═══ Data excerpts

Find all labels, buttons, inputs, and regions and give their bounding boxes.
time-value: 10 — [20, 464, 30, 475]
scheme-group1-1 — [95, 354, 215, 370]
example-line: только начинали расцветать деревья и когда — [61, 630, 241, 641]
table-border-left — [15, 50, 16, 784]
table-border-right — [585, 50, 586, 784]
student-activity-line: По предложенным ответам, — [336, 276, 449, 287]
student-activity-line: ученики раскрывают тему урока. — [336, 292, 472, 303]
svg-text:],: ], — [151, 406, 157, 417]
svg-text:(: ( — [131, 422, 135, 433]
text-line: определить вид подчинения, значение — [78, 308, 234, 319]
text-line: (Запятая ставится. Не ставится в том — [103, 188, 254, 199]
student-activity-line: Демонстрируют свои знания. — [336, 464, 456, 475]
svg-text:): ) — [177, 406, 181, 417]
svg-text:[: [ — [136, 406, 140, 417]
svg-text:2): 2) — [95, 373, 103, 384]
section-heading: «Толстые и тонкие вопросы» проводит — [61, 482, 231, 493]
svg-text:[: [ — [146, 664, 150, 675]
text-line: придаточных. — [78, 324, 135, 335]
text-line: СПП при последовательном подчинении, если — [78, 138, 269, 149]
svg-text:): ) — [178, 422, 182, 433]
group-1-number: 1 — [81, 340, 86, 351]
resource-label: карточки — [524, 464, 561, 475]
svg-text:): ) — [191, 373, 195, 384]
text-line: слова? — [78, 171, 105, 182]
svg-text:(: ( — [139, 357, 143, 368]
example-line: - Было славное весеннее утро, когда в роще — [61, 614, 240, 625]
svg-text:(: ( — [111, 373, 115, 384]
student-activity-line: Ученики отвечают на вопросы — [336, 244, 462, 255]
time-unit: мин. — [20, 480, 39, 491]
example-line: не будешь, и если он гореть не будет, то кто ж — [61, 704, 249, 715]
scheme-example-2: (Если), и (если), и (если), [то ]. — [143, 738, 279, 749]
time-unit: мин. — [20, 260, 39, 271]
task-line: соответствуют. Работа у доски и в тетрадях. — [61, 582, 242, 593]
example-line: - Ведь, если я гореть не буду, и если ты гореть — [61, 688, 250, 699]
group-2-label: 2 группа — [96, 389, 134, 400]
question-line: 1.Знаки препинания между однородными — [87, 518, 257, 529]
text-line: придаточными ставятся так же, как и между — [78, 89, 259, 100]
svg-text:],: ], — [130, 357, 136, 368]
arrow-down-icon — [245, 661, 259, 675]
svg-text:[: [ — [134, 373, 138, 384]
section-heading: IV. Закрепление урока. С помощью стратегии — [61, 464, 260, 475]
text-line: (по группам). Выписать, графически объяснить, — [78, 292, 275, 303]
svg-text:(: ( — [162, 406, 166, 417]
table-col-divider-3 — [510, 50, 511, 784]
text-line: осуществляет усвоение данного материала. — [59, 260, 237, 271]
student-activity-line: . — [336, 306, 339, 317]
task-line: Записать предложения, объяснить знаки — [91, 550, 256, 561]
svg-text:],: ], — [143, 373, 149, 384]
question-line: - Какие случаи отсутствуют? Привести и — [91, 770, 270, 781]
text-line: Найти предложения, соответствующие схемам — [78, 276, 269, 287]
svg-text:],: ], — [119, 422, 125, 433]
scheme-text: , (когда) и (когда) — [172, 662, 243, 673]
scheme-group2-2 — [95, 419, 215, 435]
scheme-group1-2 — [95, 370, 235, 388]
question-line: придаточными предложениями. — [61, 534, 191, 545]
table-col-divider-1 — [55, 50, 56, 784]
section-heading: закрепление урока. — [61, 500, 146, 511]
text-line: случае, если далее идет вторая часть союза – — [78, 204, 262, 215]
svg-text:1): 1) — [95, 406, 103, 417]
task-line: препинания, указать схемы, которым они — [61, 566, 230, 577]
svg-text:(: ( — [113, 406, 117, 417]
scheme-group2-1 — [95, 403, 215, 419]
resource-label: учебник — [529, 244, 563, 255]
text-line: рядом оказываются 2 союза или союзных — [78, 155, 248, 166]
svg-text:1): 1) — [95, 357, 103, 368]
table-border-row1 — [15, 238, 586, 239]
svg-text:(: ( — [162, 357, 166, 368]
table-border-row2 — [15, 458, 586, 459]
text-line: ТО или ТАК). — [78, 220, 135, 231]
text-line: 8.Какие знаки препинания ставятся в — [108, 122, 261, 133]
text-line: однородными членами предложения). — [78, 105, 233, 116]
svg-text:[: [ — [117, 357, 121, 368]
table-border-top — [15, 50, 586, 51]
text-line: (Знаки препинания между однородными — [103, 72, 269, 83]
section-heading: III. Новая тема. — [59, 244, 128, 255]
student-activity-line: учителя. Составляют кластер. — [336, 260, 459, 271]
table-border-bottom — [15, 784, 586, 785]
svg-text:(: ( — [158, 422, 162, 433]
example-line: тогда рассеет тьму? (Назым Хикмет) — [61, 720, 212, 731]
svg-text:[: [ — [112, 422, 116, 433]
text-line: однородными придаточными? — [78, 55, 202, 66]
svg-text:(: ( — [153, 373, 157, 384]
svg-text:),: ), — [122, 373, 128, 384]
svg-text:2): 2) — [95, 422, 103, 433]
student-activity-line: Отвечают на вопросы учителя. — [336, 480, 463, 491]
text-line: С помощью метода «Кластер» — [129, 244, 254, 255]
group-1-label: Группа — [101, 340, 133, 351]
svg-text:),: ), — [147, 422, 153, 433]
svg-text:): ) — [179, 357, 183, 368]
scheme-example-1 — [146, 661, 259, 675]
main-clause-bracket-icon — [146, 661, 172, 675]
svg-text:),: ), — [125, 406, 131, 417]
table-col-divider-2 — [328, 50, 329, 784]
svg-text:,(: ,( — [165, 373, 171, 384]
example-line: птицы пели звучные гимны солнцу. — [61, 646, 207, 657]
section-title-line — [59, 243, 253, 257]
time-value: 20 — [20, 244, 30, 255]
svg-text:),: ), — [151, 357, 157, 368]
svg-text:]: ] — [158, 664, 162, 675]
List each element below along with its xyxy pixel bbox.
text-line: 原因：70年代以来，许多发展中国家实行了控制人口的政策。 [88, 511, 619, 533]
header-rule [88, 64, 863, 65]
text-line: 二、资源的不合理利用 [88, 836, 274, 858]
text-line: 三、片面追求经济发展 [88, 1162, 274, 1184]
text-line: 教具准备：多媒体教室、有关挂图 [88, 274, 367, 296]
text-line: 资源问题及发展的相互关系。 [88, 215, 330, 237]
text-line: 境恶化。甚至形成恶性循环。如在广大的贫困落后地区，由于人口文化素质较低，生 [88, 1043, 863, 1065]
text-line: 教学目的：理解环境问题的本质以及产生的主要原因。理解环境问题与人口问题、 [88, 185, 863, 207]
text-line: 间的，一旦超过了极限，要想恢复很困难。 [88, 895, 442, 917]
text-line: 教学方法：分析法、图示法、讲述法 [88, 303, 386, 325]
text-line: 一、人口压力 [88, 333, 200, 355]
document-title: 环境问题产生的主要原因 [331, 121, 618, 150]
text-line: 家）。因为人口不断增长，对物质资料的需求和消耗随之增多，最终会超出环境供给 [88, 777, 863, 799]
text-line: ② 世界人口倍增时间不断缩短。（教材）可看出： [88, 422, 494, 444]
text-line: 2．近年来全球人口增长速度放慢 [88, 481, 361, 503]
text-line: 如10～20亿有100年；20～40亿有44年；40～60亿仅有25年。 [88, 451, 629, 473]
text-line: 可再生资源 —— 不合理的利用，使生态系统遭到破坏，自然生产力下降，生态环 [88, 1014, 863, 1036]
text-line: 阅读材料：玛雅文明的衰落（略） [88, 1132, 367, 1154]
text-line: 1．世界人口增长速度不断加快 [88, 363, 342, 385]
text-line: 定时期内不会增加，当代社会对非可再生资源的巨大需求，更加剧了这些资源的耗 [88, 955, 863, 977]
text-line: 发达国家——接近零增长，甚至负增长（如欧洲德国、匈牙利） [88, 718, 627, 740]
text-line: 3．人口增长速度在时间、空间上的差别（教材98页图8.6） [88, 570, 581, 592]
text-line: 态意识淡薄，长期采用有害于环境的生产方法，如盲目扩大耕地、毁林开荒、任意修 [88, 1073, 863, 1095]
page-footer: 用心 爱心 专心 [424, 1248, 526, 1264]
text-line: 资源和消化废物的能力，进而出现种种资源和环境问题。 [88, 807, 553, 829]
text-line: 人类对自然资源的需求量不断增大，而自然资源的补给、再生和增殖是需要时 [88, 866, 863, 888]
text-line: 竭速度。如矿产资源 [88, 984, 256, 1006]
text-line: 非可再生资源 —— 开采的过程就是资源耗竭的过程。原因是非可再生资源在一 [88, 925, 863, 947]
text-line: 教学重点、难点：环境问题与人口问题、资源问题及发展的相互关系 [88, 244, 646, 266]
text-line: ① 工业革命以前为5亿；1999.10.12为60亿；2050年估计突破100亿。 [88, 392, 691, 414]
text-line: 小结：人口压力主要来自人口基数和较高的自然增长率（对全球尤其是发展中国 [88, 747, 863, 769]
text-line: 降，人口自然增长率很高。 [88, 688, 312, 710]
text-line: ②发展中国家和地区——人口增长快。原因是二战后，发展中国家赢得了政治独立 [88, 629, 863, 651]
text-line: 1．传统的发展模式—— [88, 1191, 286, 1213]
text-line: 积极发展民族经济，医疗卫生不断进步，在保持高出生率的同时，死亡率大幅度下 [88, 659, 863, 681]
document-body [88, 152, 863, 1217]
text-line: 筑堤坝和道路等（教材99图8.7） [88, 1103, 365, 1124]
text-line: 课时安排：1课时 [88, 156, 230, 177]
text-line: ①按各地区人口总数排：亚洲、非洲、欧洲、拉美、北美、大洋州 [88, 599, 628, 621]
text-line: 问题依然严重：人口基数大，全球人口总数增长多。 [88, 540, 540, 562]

══════

__Task instructions__:
In the stretch of lines from the start through the line that contains "table-border-left — [15, 50, 16, 784]", swap "buttons" for "links" and give those lines again with nothing else changed.

__Result below__:
Find all labels, links, inputs, and regions and give their bounding boxes.
time-value: 10 — [20, 464, 30, 475]
scheme-group1-1 — [95, 354, 215, 370]
example-line: только начинали расцветать деревья и когда — [61, 630, 241, 641]
table-border-left — [15, 50, 16, 784]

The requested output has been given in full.